Exercise description » Go through the data below. Pull out every line that has the word "身份证号码".

Entries »
------------------------------------

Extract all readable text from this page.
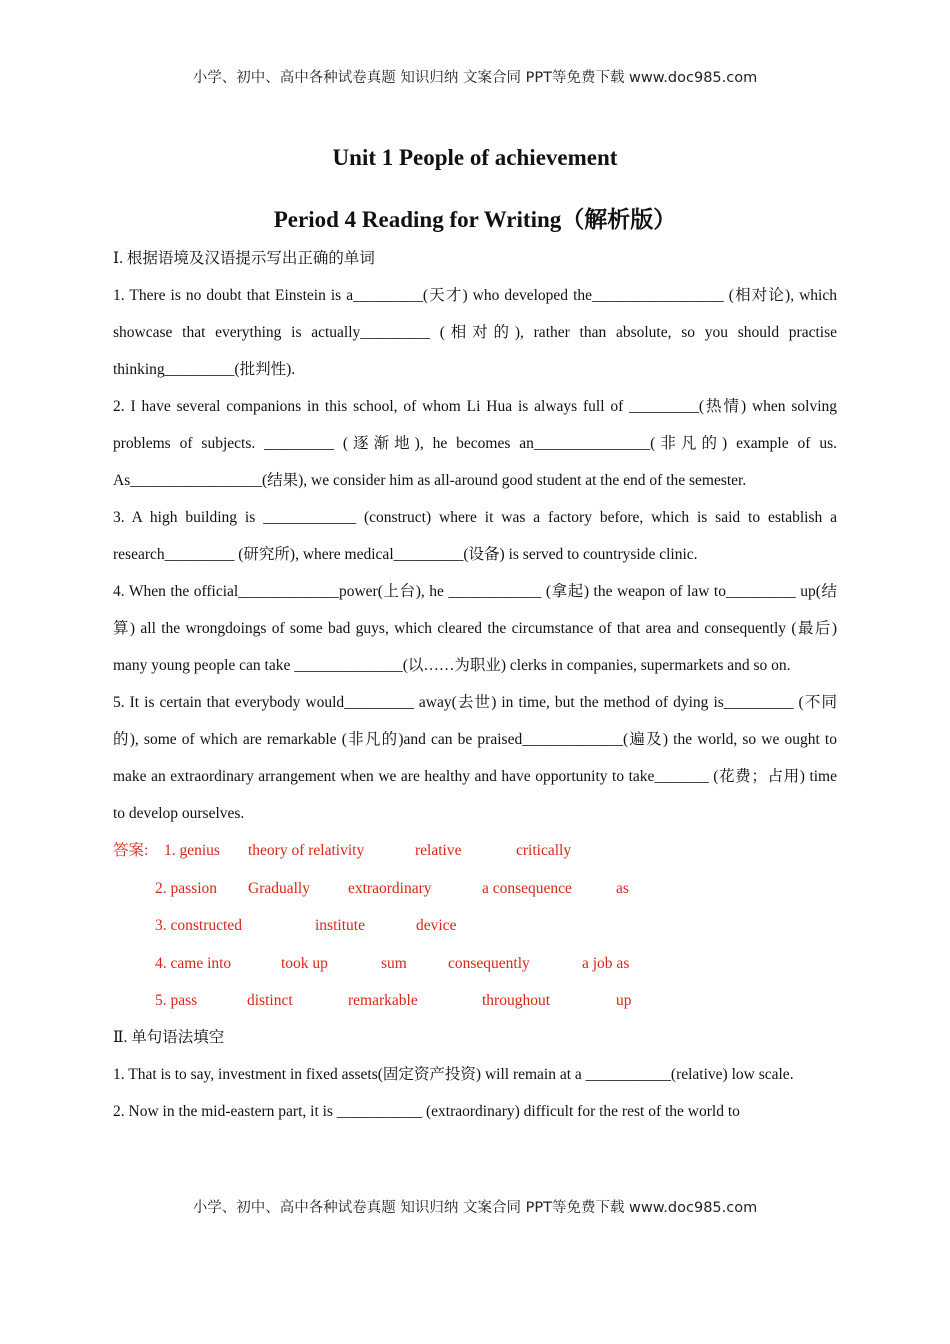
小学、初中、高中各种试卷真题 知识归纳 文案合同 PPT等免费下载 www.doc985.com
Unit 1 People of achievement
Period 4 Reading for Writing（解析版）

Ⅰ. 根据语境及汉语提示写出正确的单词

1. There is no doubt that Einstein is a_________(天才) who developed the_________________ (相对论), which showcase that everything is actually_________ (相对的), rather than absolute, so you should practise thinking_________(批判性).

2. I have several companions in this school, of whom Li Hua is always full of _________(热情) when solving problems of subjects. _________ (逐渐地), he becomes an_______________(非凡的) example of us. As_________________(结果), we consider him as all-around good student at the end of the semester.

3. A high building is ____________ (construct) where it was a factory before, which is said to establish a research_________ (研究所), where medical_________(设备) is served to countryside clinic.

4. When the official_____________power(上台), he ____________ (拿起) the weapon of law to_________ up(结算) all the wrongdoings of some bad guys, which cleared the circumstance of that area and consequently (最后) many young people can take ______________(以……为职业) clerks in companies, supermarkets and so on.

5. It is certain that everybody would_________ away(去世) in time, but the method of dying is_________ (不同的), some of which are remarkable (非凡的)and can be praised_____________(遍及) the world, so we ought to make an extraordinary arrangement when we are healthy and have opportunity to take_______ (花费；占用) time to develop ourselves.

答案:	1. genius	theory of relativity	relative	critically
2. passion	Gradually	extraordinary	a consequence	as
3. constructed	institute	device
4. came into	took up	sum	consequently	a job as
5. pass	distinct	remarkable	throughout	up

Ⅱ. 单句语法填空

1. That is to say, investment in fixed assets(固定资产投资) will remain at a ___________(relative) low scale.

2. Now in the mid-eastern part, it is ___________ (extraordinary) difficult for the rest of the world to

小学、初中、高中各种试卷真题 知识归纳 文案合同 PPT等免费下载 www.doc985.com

------------------------------------

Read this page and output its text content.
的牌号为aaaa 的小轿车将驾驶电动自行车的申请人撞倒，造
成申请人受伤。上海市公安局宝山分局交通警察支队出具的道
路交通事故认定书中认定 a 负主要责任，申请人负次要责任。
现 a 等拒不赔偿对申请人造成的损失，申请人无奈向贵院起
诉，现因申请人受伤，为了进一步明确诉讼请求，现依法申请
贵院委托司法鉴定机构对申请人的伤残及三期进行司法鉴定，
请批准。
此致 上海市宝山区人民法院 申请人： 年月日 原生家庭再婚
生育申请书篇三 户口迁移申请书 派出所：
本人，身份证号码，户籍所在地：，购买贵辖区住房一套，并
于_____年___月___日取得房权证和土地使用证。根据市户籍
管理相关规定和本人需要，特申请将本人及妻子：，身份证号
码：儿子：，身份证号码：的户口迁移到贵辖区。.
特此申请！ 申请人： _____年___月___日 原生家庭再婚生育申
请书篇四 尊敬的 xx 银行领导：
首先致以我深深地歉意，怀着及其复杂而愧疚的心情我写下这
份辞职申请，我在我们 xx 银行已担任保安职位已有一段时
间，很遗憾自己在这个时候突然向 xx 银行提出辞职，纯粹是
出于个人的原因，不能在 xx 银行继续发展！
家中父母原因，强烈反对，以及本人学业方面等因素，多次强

------------------------------------

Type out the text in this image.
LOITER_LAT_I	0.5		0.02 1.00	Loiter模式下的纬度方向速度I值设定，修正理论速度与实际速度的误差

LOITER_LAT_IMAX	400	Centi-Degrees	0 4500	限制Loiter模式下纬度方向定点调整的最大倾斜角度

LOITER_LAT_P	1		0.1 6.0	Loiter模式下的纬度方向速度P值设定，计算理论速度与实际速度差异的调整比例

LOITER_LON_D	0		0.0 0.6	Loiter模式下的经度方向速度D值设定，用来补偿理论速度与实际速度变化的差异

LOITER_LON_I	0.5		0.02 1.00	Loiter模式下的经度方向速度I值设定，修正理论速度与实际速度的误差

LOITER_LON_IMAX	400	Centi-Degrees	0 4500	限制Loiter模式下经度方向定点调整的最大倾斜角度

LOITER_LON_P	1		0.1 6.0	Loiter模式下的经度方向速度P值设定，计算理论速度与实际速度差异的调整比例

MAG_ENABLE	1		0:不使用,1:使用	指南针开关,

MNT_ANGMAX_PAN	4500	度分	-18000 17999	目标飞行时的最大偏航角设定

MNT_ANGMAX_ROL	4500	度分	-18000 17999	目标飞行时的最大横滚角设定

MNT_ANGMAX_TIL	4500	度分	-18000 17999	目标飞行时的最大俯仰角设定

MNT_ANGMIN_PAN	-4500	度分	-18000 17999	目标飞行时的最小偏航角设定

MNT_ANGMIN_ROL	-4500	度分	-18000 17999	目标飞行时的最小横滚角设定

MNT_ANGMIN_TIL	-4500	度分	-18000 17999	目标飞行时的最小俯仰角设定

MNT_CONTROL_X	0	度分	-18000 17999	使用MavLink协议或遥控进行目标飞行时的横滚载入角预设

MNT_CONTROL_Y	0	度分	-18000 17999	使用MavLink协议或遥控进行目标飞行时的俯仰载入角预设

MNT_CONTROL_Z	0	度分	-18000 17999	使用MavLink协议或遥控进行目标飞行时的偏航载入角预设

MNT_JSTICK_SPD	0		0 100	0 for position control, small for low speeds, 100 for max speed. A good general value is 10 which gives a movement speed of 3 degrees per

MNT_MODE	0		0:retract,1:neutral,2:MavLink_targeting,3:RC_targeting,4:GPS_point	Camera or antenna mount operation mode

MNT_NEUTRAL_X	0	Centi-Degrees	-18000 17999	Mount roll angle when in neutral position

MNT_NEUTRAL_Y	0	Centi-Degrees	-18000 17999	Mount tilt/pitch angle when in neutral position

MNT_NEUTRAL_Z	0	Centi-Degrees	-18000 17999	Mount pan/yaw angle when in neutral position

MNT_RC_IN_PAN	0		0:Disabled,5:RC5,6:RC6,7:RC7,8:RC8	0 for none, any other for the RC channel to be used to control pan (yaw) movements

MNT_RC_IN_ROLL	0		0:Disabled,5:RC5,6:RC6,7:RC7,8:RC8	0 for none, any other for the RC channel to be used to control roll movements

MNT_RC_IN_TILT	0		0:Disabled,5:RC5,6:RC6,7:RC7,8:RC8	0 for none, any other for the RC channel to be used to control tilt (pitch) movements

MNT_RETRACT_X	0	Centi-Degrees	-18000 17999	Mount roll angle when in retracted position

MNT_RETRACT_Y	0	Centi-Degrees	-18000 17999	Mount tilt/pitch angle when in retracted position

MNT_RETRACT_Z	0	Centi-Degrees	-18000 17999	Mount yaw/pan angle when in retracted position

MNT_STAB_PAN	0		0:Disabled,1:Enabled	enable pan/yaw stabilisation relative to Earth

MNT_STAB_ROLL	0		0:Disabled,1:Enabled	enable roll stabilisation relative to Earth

------------------------------------

Task response »
本人，身份证号码，户籍所在地：，购买贵辖区住房一套，并
码：儿子：，身份证号码：的户口迁移到贵辖区。.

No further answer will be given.